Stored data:
** Begin **

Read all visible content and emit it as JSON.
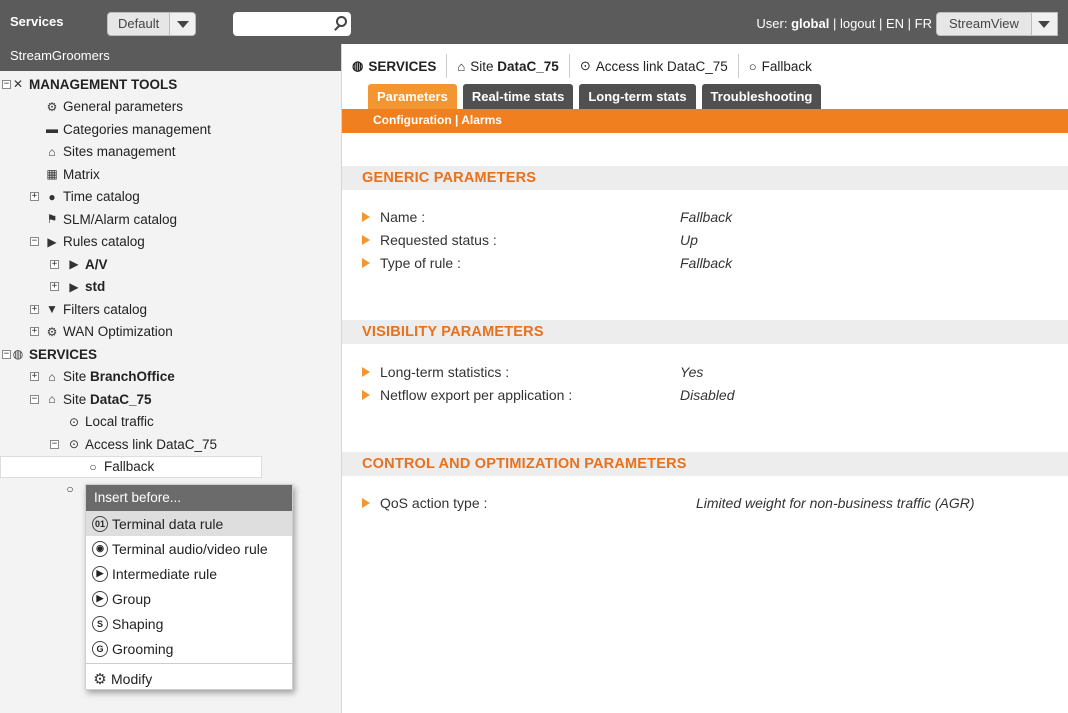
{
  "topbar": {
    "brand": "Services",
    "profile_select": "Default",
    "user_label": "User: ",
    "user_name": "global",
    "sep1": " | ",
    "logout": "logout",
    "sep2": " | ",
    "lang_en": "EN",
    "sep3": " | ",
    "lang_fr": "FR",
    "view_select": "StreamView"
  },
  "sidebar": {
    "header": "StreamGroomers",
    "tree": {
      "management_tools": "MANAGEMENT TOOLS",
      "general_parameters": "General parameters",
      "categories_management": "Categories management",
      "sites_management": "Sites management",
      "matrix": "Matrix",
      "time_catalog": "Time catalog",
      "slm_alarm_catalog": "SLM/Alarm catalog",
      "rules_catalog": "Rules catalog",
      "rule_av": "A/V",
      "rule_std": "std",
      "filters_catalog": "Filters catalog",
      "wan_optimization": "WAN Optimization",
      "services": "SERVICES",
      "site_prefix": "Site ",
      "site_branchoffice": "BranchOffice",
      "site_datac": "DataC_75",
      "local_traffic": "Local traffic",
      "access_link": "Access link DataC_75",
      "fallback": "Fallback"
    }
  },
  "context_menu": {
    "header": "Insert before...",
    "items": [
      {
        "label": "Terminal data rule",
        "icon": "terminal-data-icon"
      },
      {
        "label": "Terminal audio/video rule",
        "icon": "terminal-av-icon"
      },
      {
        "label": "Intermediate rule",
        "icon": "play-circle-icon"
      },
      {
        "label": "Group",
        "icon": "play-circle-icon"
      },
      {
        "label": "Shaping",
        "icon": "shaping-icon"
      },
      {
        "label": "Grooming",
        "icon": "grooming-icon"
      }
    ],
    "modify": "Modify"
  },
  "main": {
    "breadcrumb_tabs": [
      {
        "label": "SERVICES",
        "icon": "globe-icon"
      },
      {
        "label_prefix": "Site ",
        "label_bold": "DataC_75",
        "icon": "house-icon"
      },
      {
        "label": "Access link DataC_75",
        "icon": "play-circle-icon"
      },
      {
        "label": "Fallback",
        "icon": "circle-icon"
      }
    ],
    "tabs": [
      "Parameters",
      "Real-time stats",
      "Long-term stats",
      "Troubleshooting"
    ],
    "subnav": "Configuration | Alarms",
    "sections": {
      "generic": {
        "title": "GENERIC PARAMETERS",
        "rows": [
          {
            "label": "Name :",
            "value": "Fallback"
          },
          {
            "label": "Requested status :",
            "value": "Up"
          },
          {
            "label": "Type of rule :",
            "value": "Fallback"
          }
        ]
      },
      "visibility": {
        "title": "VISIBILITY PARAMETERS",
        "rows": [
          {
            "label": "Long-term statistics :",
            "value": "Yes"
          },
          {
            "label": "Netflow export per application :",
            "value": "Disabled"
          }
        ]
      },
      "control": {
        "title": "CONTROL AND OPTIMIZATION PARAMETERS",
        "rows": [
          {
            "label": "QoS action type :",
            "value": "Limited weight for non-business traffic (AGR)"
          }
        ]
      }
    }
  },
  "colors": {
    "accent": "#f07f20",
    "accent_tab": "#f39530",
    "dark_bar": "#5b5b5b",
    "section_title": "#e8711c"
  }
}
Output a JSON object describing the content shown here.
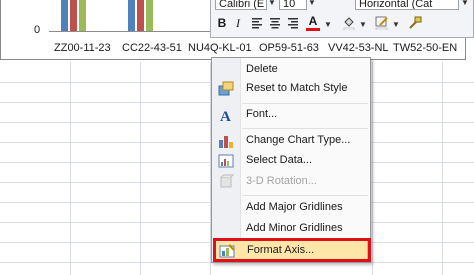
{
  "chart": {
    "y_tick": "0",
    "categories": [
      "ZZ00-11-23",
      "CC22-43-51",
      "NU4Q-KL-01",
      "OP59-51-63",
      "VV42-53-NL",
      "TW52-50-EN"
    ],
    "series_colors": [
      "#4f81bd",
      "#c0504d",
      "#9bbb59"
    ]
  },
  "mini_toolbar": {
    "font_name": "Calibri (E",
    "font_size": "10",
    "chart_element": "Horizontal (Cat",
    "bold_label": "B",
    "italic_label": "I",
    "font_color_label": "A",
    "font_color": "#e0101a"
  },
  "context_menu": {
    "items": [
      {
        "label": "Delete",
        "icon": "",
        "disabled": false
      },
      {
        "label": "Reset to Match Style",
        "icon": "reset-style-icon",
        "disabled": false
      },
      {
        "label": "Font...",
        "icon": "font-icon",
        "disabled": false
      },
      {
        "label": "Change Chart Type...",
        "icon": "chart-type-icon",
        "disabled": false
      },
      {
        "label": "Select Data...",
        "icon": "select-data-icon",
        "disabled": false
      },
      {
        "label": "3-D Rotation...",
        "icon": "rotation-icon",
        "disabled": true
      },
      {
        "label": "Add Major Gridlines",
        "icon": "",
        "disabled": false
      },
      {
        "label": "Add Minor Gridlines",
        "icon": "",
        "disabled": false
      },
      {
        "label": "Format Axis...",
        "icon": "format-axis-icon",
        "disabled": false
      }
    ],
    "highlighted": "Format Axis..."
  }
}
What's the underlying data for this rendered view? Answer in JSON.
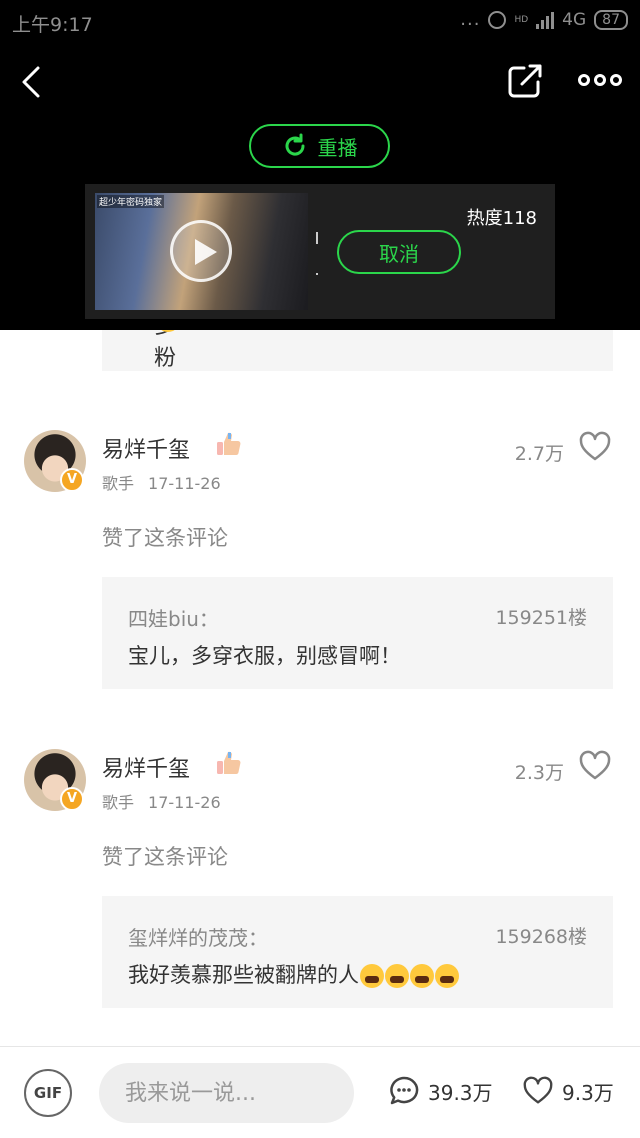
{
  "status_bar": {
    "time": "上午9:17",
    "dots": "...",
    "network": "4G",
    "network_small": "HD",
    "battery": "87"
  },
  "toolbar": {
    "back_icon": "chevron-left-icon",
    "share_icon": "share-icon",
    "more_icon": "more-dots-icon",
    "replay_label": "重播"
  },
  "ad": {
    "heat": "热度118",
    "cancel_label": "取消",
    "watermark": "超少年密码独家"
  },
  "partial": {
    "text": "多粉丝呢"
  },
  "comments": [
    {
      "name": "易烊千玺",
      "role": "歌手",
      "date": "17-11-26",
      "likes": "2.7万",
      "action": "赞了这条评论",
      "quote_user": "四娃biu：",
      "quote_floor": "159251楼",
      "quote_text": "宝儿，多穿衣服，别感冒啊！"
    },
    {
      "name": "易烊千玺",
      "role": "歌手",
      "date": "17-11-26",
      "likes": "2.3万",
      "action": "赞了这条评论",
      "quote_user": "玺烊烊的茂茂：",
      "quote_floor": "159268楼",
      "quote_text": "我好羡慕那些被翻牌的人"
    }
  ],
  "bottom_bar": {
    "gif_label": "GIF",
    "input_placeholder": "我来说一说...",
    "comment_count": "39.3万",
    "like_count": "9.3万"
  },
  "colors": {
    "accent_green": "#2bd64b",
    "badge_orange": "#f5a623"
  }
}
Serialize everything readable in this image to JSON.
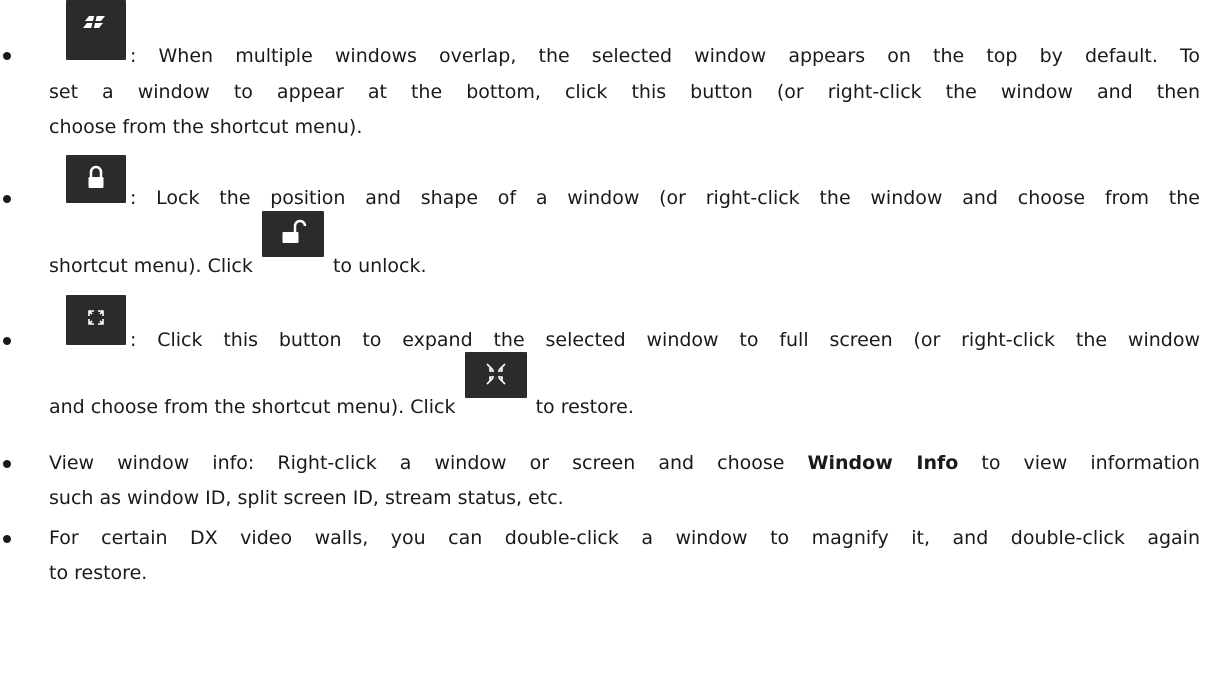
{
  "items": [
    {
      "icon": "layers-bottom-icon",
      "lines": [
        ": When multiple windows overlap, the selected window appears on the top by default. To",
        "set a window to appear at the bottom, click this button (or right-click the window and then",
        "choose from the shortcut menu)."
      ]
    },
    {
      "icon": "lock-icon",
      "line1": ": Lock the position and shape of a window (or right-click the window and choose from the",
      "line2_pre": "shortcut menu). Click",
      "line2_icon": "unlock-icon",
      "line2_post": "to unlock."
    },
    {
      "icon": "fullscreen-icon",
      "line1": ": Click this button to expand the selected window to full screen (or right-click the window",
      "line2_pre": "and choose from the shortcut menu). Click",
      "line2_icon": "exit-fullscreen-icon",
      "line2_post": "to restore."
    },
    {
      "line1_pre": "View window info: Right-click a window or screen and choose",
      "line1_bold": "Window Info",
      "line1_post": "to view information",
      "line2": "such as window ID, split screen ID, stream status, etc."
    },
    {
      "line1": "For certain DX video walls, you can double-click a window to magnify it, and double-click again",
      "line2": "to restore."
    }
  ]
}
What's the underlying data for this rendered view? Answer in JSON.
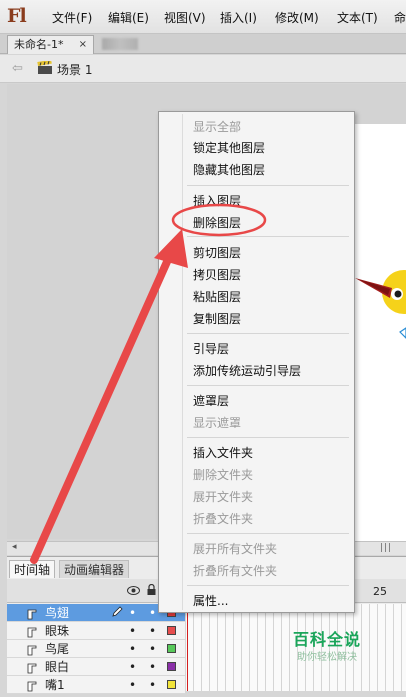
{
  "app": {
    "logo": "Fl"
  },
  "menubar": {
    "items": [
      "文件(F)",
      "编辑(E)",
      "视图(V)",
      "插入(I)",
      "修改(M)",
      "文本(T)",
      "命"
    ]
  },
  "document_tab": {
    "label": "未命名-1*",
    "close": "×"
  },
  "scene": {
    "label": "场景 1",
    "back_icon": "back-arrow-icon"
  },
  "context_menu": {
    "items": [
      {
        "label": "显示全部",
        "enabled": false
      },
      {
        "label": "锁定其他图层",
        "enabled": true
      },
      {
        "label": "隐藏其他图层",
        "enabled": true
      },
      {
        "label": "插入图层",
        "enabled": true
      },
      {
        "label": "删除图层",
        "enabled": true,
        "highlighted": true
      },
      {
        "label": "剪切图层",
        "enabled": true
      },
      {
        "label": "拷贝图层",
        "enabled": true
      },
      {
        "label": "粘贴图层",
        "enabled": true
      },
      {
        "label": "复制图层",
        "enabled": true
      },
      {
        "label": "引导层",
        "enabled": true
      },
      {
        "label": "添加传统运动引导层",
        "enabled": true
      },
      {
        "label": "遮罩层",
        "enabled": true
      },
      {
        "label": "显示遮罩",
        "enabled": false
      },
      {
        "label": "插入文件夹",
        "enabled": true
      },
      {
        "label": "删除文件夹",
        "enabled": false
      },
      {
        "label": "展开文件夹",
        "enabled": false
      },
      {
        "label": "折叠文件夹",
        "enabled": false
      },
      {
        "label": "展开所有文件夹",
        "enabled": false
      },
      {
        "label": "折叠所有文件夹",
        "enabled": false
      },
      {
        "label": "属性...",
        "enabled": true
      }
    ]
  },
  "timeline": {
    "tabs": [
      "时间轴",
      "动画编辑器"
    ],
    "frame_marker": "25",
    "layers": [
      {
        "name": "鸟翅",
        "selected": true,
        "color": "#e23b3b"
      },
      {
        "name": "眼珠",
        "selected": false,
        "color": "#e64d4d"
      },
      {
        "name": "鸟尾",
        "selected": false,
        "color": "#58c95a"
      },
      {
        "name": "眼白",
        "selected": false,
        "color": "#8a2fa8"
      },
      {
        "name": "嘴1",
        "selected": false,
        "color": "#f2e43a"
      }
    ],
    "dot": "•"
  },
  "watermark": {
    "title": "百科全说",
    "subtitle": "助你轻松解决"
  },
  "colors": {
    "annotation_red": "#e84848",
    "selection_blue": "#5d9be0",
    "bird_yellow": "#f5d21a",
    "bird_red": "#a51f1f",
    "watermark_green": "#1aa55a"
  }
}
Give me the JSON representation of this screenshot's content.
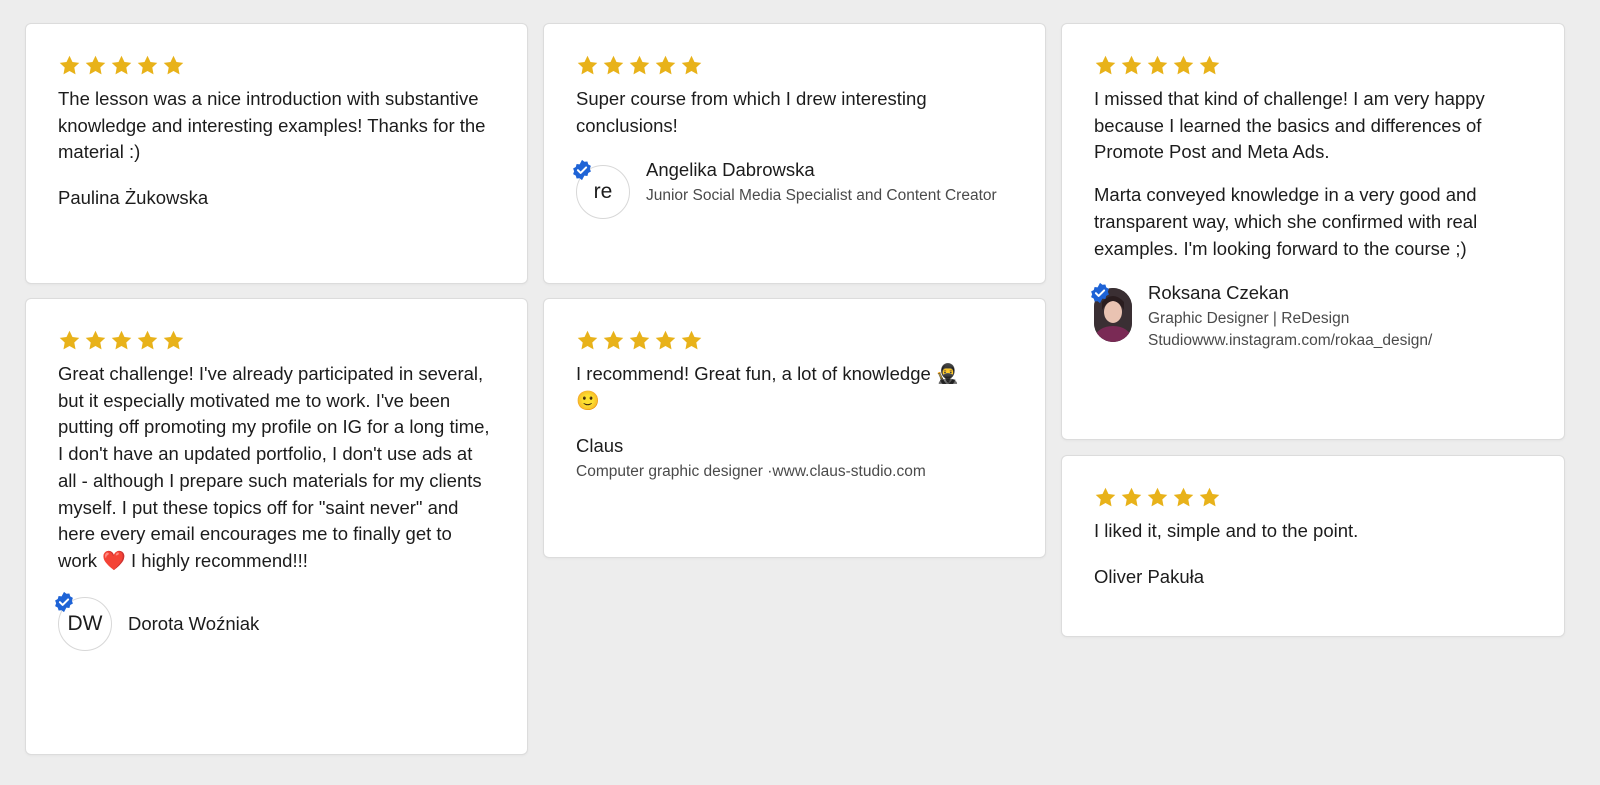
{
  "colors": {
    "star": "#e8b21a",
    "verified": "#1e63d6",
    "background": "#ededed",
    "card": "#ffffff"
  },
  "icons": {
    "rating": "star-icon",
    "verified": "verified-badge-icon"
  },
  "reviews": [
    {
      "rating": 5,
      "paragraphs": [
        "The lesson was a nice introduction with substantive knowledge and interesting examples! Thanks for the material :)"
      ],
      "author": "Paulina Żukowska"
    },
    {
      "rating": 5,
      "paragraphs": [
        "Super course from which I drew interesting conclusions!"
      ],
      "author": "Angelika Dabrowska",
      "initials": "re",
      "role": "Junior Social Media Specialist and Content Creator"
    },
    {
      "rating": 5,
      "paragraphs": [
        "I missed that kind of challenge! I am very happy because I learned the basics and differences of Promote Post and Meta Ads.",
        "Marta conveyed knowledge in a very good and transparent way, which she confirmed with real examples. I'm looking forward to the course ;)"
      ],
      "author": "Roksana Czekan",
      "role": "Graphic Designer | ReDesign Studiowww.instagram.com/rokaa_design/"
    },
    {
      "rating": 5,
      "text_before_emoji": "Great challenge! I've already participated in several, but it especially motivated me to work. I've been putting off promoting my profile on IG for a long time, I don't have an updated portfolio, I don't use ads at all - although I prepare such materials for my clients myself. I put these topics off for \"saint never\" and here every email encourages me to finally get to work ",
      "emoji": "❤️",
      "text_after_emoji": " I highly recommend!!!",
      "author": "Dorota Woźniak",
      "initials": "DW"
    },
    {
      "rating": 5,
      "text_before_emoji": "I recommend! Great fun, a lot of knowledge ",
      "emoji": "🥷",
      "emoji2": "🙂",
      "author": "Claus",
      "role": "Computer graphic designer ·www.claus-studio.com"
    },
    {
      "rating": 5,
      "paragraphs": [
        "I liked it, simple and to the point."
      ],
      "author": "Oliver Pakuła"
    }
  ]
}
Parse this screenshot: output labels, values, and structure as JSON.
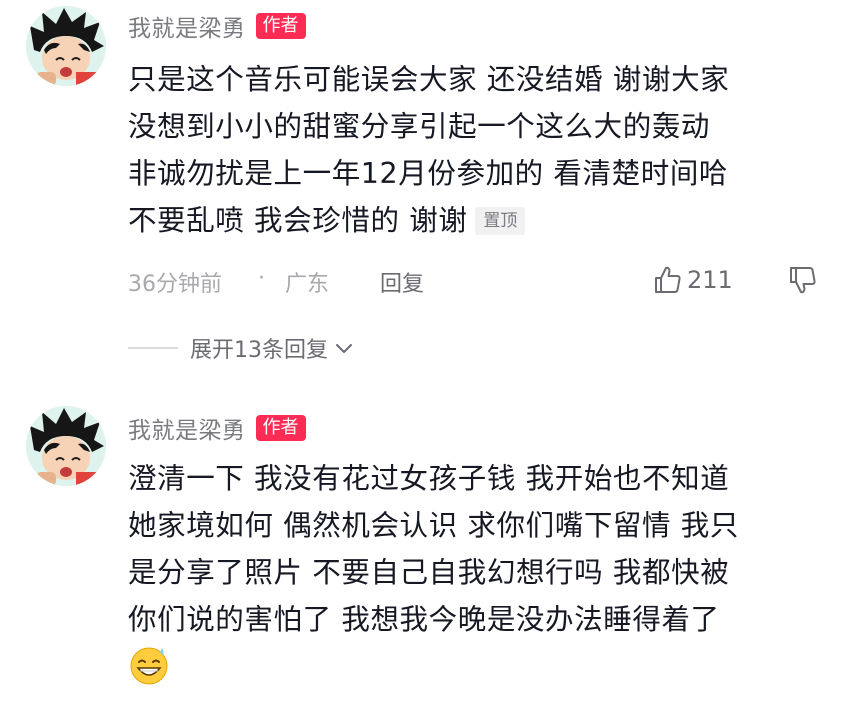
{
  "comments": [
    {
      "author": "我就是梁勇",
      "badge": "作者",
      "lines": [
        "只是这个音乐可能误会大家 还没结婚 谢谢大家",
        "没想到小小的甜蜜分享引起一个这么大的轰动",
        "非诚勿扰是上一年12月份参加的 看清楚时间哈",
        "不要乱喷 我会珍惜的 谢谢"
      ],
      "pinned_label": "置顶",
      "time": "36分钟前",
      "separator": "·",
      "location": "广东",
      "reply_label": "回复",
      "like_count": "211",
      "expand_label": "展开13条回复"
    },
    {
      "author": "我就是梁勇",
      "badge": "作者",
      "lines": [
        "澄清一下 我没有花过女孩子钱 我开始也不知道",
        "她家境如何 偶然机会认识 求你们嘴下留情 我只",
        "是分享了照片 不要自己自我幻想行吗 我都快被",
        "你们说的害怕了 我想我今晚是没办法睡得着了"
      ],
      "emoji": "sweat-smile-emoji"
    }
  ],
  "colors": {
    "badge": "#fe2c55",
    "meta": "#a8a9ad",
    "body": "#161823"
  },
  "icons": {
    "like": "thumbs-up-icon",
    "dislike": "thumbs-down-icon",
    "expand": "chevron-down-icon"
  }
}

** End **

* _Goal of the exercise_: Go through the entries above and copy every line containing "verified".

* _Output for this exercise_:
    "verified": "#1e63d6",
    "verified": "verified-badge-icon"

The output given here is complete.